- Exercise aim -
Select the lines below containing the word "this".

- Records from a data source -
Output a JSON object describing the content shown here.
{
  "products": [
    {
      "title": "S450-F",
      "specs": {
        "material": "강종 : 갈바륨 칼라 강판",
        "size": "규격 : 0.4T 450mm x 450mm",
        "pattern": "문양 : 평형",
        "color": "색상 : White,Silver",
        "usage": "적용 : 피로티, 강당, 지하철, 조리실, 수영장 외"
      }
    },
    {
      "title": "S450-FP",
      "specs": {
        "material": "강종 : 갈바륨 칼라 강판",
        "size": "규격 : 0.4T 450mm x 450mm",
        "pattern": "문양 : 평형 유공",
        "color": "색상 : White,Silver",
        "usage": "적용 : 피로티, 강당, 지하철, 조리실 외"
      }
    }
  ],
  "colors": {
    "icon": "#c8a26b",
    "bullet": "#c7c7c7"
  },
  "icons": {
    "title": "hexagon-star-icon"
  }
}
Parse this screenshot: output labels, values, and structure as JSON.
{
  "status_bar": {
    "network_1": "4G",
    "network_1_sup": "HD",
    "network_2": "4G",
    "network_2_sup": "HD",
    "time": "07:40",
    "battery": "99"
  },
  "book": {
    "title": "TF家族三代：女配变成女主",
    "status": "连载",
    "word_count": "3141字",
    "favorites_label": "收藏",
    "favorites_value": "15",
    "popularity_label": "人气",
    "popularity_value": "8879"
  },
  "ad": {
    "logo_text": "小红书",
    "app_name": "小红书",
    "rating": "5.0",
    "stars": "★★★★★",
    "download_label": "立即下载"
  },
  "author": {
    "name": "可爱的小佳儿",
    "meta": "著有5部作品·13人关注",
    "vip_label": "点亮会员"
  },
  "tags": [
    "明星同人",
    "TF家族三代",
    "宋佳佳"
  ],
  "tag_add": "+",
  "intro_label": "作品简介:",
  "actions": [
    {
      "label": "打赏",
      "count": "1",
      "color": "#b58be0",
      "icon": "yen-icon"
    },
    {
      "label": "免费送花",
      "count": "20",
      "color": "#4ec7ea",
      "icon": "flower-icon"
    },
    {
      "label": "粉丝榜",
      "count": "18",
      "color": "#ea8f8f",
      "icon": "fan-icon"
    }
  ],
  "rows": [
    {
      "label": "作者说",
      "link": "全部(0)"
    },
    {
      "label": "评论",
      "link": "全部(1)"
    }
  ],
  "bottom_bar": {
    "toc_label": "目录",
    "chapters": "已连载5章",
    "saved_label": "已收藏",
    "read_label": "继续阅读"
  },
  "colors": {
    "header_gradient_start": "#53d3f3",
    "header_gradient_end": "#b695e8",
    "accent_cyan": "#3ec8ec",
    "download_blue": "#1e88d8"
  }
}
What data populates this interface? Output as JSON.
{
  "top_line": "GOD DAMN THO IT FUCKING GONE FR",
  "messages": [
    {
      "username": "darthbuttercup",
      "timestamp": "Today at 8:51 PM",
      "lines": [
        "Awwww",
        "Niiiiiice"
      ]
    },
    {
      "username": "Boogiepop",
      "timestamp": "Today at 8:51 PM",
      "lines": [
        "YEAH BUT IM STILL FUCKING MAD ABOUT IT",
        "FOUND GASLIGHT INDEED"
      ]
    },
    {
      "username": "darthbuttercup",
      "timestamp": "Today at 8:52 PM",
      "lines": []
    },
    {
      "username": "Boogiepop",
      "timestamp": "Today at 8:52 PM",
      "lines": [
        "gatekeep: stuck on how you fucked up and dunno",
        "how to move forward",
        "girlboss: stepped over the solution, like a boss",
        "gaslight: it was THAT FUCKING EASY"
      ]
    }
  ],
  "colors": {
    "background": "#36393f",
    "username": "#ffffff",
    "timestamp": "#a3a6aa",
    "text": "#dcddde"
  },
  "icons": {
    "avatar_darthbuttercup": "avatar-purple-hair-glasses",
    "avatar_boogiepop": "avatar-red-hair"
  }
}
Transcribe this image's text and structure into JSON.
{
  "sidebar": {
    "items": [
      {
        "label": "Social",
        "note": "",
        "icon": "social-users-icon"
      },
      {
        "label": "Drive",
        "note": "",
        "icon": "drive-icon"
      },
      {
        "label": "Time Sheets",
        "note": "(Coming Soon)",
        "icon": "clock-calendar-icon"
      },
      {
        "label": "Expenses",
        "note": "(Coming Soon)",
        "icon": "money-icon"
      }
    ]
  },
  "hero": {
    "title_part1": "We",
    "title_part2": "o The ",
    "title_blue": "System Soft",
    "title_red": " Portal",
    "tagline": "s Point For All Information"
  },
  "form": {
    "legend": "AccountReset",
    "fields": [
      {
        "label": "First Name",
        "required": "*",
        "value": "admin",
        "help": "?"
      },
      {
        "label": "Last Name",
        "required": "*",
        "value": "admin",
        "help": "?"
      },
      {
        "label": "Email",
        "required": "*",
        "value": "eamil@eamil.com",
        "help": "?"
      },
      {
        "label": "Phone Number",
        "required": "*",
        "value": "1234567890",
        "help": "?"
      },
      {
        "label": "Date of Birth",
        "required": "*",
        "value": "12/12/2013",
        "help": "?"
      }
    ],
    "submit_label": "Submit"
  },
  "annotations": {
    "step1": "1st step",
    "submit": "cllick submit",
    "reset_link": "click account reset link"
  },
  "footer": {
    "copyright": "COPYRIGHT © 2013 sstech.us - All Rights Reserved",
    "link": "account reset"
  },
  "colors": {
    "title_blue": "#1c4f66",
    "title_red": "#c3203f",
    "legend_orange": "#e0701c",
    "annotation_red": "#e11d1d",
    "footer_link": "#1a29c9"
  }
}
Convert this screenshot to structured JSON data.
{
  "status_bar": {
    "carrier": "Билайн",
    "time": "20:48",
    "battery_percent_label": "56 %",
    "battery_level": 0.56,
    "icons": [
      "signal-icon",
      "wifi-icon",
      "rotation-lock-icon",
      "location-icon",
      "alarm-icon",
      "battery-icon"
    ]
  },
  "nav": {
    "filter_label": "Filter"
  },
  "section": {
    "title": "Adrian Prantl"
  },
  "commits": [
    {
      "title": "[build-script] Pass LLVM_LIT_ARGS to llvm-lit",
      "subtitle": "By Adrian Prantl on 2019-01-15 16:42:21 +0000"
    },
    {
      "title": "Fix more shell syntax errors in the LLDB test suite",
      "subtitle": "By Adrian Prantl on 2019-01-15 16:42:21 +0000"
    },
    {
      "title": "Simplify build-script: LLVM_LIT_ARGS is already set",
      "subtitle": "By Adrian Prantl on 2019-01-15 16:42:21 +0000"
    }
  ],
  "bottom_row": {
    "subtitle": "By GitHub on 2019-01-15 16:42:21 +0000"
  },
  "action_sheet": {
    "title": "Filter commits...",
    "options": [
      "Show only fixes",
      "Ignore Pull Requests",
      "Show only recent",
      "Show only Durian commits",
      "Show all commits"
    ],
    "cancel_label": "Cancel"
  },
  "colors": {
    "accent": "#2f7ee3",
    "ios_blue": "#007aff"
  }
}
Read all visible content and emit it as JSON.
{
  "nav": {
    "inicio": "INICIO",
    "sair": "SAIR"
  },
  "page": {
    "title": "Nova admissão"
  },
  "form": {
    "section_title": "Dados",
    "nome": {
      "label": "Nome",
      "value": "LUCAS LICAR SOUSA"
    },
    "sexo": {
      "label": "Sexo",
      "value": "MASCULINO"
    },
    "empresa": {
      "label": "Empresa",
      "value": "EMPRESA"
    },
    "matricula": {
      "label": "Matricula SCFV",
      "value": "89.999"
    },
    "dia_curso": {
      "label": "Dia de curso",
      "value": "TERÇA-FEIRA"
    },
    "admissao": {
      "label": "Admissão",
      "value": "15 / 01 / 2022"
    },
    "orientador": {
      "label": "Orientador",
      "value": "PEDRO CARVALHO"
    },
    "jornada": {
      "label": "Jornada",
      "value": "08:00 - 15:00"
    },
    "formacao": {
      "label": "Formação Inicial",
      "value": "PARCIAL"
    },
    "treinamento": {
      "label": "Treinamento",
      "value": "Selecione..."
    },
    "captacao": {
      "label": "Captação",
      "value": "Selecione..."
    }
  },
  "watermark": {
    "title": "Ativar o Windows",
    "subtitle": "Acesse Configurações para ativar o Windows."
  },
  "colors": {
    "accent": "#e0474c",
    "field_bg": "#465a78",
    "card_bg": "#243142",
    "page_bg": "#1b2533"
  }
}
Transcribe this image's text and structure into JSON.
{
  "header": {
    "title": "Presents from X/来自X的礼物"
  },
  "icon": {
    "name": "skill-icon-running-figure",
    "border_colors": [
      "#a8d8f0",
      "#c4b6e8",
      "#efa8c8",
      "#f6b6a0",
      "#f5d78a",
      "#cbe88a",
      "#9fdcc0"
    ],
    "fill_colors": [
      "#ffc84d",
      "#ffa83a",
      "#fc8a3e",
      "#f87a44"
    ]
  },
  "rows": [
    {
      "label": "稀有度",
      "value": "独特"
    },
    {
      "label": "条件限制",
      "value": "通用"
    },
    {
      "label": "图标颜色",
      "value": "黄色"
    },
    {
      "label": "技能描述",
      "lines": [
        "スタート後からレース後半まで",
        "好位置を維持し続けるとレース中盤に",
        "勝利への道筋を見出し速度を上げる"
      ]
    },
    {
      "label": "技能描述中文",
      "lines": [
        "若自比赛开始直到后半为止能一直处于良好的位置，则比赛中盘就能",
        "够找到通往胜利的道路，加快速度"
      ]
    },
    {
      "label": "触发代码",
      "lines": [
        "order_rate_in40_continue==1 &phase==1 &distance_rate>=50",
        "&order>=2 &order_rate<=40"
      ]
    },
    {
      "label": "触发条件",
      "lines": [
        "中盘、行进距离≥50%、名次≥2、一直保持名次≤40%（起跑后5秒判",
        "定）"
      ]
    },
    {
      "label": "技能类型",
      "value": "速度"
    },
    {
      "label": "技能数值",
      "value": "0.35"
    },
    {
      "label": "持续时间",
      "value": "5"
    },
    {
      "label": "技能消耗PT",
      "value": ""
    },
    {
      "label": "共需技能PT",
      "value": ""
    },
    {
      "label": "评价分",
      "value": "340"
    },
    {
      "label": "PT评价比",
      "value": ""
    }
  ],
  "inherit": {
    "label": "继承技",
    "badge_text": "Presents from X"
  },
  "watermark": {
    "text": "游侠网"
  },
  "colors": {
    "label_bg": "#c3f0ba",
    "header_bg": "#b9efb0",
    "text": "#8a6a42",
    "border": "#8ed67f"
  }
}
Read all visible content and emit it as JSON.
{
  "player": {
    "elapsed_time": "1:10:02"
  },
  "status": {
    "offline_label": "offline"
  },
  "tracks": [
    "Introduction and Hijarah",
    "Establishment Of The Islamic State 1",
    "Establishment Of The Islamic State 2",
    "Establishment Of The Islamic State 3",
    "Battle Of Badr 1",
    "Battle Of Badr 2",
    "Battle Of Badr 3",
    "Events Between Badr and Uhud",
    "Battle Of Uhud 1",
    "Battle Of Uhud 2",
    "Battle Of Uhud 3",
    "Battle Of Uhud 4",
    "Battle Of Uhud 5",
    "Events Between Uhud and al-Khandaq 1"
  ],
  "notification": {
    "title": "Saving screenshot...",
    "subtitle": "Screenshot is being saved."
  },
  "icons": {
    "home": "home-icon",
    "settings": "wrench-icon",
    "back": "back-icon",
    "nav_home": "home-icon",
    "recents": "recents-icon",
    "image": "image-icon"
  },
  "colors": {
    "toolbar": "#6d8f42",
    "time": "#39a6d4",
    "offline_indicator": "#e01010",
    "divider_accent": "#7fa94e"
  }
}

- Exercise solution -
Parse this screenshot: output labels, values, and structure as JSON.
What data populates this interface? Output as JSON.
Transcribe this image's text and structure into JSON.
Convert this screenshot to structured JSON data.
Transcribe this image's text and structure into JSON.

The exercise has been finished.